■ Exercise brief: Render the entries from the first line through the line containing "order-item[interactable]: 【仅自取】新鲜冰淇淋(黑芝麻脆筒) ×" as a JSON list of strings, with one string per line and blank lines omitted.

Entries excerpted from a collection:
****
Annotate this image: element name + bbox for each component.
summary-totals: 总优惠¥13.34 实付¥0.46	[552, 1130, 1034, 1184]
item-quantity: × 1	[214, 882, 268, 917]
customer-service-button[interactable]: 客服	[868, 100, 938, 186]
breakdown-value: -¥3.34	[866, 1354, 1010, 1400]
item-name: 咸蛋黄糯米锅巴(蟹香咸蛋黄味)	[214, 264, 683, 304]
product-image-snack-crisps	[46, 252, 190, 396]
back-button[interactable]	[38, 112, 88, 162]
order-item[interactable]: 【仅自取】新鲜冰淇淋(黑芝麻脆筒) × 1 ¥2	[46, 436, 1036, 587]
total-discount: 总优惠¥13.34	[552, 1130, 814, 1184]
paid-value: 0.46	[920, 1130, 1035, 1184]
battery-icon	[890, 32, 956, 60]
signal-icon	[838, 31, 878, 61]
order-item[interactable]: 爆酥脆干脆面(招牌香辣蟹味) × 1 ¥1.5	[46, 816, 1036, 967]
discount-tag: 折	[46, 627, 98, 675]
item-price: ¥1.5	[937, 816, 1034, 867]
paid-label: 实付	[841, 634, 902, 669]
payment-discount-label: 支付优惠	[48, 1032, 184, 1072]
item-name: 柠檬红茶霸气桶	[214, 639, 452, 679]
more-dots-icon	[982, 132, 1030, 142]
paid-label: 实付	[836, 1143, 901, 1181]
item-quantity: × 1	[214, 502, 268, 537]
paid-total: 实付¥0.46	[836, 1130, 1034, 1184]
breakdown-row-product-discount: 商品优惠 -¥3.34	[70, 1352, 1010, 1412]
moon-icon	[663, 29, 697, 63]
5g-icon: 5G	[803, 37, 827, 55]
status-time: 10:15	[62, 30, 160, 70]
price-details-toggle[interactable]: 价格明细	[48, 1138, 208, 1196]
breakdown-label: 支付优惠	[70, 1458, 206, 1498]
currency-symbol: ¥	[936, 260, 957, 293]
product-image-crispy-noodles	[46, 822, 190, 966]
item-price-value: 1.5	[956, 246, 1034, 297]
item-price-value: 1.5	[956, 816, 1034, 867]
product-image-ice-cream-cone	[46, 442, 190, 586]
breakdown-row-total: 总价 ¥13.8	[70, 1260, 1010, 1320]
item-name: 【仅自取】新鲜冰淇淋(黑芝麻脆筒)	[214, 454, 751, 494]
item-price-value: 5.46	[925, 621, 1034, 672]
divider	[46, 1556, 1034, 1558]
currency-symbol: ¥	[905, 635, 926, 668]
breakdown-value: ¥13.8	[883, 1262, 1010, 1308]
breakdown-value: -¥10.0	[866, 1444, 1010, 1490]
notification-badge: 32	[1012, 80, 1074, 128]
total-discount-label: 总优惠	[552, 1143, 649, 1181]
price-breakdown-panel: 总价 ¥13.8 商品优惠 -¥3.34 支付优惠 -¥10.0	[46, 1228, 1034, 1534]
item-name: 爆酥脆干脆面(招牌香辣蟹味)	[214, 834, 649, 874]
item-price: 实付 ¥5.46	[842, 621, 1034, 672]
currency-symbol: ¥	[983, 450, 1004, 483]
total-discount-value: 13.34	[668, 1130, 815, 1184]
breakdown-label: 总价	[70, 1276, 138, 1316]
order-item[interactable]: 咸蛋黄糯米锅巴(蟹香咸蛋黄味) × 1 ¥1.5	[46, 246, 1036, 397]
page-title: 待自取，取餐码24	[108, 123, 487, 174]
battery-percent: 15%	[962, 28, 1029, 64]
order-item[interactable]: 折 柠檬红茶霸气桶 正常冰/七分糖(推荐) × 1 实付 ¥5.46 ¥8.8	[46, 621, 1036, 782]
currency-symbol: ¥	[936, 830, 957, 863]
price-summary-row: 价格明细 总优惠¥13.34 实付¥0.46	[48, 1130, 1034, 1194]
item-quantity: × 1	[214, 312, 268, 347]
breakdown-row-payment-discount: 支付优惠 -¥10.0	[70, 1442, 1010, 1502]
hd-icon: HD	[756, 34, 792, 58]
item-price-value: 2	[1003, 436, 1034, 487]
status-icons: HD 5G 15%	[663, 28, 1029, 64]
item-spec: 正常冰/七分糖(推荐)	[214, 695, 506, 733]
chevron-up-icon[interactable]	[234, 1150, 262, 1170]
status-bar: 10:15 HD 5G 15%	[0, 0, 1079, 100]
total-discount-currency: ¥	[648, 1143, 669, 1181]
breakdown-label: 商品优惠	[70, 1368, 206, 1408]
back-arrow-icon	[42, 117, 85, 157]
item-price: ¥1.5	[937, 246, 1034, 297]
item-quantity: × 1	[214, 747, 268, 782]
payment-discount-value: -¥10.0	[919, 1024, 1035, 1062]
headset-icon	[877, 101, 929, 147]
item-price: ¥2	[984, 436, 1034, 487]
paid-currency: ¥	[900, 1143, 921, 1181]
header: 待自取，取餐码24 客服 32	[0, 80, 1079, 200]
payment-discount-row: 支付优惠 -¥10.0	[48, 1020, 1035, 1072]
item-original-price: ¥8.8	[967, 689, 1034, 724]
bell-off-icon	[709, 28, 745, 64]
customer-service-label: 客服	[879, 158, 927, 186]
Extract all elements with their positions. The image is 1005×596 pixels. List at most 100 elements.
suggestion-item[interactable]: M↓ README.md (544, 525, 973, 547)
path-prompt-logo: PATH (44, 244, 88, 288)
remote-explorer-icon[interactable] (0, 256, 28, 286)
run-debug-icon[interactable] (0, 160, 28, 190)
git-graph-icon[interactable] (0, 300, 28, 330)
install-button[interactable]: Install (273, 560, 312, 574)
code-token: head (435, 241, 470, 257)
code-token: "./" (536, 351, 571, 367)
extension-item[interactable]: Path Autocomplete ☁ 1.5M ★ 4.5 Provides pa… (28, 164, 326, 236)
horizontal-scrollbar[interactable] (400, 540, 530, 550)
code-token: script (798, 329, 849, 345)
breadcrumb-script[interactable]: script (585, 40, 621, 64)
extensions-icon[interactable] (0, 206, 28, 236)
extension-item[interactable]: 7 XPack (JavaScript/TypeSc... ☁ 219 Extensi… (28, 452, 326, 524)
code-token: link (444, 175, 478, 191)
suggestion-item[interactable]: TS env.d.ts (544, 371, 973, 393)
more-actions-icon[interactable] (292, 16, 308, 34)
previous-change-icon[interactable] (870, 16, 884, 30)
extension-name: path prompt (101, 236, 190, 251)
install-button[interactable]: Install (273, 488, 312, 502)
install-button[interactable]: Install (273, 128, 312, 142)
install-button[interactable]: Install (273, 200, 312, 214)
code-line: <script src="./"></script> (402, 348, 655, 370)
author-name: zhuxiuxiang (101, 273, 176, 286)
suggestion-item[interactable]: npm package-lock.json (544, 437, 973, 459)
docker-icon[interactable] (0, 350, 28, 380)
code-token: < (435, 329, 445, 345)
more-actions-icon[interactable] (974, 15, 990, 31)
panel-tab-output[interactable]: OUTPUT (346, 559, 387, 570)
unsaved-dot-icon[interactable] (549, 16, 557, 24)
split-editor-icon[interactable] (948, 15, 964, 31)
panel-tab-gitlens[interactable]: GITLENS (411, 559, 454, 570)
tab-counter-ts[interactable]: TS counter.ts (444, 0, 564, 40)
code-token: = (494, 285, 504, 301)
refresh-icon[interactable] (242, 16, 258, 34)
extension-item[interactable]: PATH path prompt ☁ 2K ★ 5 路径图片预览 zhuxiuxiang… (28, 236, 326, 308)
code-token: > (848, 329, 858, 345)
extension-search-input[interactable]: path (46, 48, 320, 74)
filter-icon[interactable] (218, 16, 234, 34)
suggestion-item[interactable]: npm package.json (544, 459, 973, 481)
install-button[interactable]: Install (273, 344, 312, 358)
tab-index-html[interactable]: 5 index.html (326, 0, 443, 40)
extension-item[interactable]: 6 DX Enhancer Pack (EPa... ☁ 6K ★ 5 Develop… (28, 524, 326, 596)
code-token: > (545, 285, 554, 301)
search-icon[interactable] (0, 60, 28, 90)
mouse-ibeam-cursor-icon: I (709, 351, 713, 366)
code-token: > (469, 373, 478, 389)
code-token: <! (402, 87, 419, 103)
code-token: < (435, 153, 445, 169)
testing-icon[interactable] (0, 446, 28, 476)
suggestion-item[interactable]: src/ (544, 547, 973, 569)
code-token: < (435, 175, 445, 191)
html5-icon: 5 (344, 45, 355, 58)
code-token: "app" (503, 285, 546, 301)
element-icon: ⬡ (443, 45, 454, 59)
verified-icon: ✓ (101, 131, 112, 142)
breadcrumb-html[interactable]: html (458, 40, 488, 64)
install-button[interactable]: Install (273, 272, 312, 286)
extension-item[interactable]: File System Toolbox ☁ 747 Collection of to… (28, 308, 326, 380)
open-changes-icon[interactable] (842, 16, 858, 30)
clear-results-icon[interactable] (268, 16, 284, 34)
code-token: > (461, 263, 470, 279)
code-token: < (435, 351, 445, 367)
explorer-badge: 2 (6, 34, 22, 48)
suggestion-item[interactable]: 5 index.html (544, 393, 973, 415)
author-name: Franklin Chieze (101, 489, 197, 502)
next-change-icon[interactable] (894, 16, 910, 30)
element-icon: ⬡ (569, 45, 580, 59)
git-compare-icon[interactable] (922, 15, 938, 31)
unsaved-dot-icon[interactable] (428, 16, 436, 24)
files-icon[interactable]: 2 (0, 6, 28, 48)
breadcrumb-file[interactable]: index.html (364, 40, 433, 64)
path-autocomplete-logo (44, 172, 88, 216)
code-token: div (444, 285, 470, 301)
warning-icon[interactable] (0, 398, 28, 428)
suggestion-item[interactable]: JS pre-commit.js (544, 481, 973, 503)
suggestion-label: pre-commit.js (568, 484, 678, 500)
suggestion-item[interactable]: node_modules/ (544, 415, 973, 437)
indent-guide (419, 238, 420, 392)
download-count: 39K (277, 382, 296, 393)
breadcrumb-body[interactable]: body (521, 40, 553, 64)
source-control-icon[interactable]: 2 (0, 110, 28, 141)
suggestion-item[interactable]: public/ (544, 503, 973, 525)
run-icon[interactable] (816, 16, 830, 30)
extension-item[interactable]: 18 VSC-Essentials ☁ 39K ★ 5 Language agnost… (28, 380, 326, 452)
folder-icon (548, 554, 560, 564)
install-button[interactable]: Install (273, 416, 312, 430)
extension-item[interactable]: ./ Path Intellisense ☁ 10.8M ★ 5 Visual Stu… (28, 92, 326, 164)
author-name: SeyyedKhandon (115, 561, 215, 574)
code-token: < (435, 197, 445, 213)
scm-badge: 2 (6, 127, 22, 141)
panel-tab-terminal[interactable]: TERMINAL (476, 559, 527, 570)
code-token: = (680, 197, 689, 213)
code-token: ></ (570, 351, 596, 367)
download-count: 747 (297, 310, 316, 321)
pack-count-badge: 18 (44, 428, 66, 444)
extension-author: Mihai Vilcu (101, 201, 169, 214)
****
■ Task result:
[
  "Annotate this image: element name + bbox for each component.",
  "summary-totals: 总优惠¥13.34 实付¥0.46\t[552, 1130, 1034, 1184]",
  "item-quantity: × 1\t[214, 882, 268, 917]",
  "customer-service-button[interactable]: 客服\t[868, 100, 938, 186]",
  "breakdown-value: -¥3.34\t[866, 1354, 1010, 1400]",
  "item-name: 咸蛋黄糯米锅巴(蟹香咸蛋黄味)\t[214, 264, 683, 304]",
  "product-image-snack-crisps\t[46, 252, 190, 396]",
  "back-button[interactable]\t[38, 112, 88, 162]",
  "order-item[interactable]: 【仅自取】新鲜冰淇淋(黑芝麻脆筒) × 1 ¥2\t[46, 436, 1036, 587]"
]